## INSTRUÇÕES
a - Segundo o texto sobre os afetos em Espinosa, que nome recebe a alegria quando está referida simultaneamente à mente e ao corpo?
b - Enumere os afetos que o texto sobre os afetos em Espinosa apresenta como primários.
c - Retome o texto sobre os afetos em Espinosa e dê continuidade a ele a partir do ponto em que termina.

## TEXTO
%%
Espinosa trata disso no escólio da proposição 11 da parte 3. Nessa proposição, a alegria é considerada uma paixão por meio da qual a mente passa de uma perfeição menor para outra maior, isto é, a alegria permite que ocorra um aumento de potência. Já a tristeza é uma paixão pela qual a mente passa de uma perfeição maior para uma menor, cujo equivalente consiste na redução da potência.

Daí que, quando a alegria está referida, ao mesmo tempo, à mente e ao corpo, ela é chamada de excitação ou contentamento. No caso da tristeza, quando ela está referida, ao mesmo tempo, à mente e ao corpo, pode ser chamada de dor ou melancolia.

Espinosa ainda ensina que a excitação e a dor estão referidas ao homem quando uma de suas partes é mais afetada do que as restantes. O contentamento e a melancolia estão referidos aos casos em que todas as partes do homem são igualmente afetadas:

Escólio. Vemos assim, que a mente pode padecer grandes mudanças, passando ora a

uma perfeição maior, ora uma menor, paixões essas que nos explicam os afetos da alegria e da tristeza. Assim, por alegria compreenderei, daqui por diante, uma paixão pela qual a mente passa a uma perfeição maior. Por tristeza, em troca, compreenderei uma paixão pela qual a mente passa a uma perfeição menor. Além disso, chamo o afeto da alegria, quando está referido simultaneamente à mente e ao corpo, de excitação ou contentamento; o da tristeza, em troca, chamo de dor ou melancolia. Deve-se observar, entretanto, que a excitação e a dor estão referidos ao homem quando uma de suas partes é mais afetada do que as restantes; o contentamento e a melancolia, por outro lado, quando todas as suas partes são igualmente afetadas. Quanto ao desejo, expliquei-me no esc. da prop. 9. Afora esses três, não reconheço nenhum outro afeto primário. (ESPINOSA, 2008, p. 178-179)

O esclarecimento que esse escólio nos fornece, permite que elaboremos outro problema: se desejo, alegria e tristeza são afetos primários, como é possível compreender os demais afetos? Antes de desenvolver esse problema, é necessário visitar outra questão: em que consiste o desejo para Espinosa?

Em nossa seção 4.1.3, apresentamos o desejo a partir da Definição dos afetos da parte 3 da Ética: “1. O desejo é a própria essência do homem, enquanto esta é concebida como determinada, em virtude de uma dada afecção de si própria, a agir de alguma maneira.” (ESPINOSA, 2008, p. 237). Entretanto, pelo teor do escólio da proposição 11, da parte 3, Espinosa faz uma referência à explicação sobre o desejo que ele fornece no escólio da

proposição 9 da parte 3. Sendo assim: “Pode-se fornecer, assim, a seguinte definição: o desejo é o apetite juntamente com a consciência que dele se tem.”
%%
## Dados de segmentação de página
%%
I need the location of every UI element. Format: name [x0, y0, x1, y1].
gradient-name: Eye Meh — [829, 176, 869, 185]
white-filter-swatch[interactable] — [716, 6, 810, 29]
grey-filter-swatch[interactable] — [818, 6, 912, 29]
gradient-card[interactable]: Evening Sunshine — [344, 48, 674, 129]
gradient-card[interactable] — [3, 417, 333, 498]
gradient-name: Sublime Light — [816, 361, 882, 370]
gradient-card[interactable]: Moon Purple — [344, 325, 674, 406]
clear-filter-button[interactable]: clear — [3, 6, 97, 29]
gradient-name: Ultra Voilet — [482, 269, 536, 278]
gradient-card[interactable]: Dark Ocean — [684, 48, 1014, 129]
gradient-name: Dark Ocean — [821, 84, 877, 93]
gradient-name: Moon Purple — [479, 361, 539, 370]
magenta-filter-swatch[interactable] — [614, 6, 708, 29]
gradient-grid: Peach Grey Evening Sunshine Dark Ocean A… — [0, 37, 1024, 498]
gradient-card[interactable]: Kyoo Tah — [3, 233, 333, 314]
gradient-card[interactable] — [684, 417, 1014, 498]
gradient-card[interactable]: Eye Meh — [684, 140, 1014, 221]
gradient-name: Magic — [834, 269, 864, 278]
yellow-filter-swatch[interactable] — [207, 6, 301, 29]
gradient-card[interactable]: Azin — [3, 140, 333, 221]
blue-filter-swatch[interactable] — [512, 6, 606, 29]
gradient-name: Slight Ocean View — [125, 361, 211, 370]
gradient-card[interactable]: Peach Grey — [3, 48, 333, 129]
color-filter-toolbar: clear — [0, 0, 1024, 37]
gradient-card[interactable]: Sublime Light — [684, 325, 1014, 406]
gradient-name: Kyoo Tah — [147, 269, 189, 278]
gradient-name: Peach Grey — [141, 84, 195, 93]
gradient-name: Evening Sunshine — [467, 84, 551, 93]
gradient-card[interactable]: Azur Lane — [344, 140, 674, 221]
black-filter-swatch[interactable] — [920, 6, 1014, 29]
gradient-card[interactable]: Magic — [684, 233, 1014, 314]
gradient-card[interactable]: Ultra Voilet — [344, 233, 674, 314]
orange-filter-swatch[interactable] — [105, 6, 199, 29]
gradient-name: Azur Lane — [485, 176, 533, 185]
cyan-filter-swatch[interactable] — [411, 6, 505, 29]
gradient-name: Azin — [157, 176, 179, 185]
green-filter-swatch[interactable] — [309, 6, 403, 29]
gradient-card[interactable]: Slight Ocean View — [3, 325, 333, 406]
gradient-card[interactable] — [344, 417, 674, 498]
%%
## RESPOSTAS
a - Excitação ou contentamento.

b - Desejo, alegria e tristeza.

c -
É prudente lembrar que o apetite, enquanto componente dessa definição de desejo, é o esforço que constitui o “conatus” aplicado, ao mesmo tempo, à mente e ao corpo. O “conatus” é o esforço que cada coisa realiza em perseverar em existir. O desejo é, nesse sentido, dotado de dois elementos fundamentais: o apetite acompanhado da consciência que se tem dele, isto é, apetite e consciência.

Como a noção de apetite já foi explicitada, é cabível, para colaborar no esclarecimento da definição de desejo em que estamos trabalhando, elaborarmos o seguinte problema: o que é a consciência para Espinosa?

Deleuze (2004, p. 65-66) caracteriza a consciência como a propriedade da ideia em duplicar e desdobrar a si mesma ao infinito: ideia da ideia. Essa ideia da ideia ou ato de pensar os próprios pensamentos e de representar as próprias representações possui três características: reflexão, derivação e correlação.

A reflexão dispõe que a consciência não é a propriedade de um sujeito, porém a propriedade física da ideia. A derivação consiste no fato de que a consciência é posterior à ideia de que é consciência de alguma coisa ou representação. A correlação é a relação da consciência com a ideia de que é consciência, como se fosse a relação entre uma representação e um objeto do conhecimento, que está sendo estudado por essa representação.

A consciência, enquanto duplicação e desdobramento das ideias ao infinito, aplicada ao apetite, como esforço simultâneo, em continuar a existir por parte da mente e do corpo caracteriza o desejo.